Goal – Output only the count of lines that contain "ylabel".

[Rows from a dataset]

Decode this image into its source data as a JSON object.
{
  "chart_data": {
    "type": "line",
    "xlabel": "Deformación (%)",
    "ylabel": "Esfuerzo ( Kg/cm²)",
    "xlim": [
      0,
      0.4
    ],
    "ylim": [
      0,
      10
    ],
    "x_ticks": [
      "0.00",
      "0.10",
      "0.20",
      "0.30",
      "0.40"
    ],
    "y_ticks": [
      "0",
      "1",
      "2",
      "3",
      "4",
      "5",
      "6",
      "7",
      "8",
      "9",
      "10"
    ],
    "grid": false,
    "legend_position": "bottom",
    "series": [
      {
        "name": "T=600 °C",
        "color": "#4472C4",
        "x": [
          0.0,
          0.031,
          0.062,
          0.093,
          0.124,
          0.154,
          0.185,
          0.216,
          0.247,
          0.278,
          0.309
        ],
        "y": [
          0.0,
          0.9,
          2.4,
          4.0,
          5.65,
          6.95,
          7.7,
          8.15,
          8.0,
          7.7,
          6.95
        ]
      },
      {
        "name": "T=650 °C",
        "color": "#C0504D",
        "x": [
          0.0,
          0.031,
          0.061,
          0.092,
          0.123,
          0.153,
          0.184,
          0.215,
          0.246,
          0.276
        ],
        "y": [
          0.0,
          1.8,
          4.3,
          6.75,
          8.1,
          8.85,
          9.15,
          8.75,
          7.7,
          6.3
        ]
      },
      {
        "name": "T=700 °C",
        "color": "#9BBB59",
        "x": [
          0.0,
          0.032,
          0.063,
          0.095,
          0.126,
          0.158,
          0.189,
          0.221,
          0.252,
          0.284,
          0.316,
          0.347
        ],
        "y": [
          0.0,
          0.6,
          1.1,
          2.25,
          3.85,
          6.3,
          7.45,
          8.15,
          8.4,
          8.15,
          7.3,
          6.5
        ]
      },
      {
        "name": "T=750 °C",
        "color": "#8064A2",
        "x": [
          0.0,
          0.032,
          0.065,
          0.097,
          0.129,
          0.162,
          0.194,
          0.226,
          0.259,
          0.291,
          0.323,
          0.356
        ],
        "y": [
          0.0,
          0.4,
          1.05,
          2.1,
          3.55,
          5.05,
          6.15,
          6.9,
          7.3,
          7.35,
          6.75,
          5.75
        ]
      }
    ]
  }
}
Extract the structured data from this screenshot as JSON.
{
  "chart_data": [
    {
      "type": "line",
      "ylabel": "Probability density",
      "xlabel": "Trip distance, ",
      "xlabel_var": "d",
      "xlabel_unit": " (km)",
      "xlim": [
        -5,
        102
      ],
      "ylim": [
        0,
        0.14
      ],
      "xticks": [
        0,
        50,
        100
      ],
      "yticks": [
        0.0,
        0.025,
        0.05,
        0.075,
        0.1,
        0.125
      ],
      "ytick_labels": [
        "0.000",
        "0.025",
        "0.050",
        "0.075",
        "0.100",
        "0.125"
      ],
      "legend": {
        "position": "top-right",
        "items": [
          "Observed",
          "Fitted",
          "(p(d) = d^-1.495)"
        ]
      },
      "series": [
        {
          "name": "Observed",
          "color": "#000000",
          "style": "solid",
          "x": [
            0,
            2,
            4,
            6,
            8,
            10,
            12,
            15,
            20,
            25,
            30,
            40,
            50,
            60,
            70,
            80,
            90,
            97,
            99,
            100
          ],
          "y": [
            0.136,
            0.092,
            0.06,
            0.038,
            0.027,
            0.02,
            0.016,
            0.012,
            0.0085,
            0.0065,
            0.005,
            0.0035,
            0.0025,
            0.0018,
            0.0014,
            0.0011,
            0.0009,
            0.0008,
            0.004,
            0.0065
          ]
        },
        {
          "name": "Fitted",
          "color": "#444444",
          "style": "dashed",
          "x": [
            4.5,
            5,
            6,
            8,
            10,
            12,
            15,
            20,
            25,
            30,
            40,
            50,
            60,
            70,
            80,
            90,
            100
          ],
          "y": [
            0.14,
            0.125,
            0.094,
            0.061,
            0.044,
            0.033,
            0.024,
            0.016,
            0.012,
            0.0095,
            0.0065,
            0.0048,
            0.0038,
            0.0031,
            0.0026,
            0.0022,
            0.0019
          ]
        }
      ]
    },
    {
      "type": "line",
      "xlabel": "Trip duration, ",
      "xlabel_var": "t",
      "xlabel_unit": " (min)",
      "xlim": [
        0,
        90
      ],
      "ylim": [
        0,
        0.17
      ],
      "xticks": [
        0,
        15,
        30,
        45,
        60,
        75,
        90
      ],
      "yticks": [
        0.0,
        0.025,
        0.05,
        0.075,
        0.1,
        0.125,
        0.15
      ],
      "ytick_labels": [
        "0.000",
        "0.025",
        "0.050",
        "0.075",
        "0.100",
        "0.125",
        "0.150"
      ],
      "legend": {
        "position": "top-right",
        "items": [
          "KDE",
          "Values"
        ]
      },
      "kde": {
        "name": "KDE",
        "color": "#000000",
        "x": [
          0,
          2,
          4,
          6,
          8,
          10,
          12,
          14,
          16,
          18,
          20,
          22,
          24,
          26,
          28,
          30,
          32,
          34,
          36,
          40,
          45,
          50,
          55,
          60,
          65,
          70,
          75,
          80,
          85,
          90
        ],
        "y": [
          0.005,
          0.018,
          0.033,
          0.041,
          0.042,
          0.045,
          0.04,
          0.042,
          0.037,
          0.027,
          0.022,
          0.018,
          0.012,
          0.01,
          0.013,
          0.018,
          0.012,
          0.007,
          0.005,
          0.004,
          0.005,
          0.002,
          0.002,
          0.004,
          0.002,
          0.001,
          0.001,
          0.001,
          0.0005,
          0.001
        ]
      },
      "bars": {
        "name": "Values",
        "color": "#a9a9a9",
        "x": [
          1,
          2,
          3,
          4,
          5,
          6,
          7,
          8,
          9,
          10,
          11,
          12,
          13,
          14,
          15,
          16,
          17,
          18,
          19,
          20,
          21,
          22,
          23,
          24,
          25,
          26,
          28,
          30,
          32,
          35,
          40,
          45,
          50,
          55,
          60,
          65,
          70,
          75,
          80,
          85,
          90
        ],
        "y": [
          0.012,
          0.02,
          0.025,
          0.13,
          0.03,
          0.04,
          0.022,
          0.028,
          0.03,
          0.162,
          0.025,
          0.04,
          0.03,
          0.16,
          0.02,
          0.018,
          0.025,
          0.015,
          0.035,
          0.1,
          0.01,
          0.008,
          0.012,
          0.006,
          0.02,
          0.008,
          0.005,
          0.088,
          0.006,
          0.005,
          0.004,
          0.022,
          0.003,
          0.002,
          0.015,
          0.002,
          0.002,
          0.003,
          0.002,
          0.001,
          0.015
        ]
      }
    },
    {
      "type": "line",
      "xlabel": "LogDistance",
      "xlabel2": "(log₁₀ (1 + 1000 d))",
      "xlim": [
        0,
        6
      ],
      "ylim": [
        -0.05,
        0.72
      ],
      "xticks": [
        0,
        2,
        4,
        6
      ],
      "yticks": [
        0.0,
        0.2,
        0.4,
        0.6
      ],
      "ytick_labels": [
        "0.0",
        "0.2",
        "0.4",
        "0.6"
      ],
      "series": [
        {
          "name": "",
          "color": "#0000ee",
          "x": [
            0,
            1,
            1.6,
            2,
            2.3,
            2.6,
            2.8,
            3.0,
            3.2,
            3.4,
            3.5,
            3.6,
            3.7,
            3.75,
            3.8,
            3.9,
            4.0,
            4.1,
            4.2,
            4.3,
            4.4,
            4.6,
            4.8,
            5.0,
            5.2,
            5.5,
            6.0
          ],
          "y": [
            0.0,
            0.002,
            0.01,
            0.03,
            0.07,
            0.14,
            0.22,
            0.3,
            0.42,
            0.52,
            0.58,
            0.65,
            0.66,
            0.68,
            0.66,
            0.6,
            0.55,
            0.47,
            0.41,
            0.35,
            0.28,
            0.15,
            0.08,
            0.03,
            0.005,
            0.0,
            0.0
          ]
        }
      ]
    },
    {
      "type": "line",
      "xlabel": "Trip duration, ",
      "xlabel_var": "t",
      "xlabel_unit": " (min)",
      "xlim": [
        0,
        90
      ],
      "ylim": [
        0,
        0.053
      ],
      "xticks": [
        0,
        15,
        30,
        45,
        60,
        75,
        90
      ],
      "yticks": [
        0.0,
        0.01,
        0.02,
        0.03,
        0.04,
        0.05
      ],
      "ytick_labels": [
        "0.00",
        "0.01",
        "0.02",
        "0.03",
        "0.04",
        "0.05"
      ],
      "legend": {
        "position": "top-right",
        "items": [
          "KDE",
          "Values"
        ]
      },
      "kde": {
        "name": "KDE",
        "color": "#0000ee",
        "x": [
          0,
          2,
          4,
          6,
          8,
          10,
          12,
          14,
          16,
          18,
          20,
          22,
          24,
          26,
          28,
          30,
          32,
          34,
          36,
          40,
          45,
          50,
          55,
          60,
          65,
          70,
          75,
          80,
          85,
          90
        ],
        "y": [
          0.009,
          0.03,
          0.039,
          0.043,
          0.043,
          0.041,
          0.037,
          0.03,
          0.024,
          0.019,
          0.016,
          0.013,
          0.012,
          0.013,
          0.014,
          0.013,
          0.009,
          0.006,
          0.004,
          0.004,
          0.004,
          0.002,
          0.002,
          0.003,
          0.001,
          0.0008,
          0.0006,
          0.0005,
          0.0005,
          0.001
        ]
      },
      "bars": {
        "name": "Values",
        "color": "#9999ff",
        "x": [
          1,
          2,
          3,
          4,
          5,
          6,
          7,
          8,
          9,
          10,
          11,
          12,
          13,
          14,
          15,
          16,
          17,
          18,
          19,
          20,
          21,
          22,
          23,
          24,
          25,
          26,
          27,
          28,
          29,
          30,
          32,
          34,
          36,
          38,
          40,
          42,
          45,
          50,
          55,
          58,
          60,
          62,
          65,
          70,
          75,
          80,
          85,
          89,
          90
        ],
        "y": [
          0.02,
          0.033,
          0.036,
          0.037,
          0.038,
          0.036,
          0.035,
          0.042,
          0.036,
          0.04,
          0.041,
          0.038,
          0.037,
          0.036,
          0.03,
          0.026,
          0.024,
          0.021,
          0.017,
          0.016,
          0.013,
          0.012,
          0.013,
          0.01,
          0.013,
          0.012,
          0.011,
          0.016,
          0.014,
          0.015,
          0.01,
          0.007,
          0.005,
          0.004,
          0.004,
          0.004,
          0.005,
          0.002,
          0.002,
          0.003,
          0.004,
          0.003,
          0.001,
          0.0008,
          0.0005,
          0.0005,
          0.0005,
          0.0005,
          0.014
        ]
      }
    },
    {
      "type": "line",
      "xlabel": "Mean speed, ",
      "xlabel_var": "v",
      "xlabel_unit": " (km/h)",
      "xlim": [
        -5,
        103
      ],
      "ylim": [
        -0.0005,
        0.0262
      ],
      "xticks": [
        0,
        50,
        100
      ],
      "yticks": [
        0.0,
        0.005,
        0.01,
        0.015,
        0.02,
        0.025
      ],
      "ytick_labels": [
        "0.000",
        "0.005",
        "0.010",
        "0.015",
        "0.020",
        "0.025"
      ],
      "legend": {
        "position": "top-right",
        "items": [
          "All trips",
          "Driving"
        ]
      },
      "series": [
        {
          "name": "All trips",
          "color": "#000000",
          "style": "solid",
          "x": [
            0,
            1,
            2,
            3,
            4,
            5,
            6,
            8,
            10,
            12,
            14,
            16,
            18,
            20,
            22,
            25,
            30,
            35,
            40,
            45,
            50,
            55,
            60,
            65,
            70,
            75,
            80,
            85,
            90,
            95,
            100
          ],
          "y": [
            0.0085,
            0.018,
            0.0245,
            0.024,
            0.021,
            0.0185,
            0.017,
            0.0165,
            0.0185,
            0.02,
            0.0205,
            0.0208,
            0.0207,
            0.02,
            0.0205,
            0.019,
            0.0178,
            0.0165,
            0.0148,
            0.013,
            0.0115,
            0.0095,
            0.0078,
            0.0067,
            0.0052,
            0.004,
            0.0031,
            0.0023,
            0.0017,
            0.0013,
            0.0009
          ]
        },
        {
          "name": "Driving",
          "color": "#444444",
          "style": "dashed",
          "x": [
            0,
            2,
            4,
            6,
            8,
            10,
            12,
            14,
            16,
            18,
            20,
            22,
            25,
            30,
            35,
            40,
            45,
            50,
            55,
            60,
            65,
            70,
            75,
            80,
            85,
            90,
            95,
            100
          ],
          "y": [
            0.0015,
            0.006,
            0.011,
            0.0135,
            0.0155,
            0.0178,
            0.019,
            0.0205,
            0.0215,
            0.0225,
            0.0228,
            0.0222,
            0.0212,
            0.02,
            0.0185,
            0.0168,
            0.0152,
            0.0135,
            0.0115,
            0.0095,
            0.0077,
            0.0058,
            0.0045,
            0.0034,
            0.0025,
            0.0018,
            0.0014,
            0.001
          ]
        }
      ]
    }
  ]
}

Correct output – 2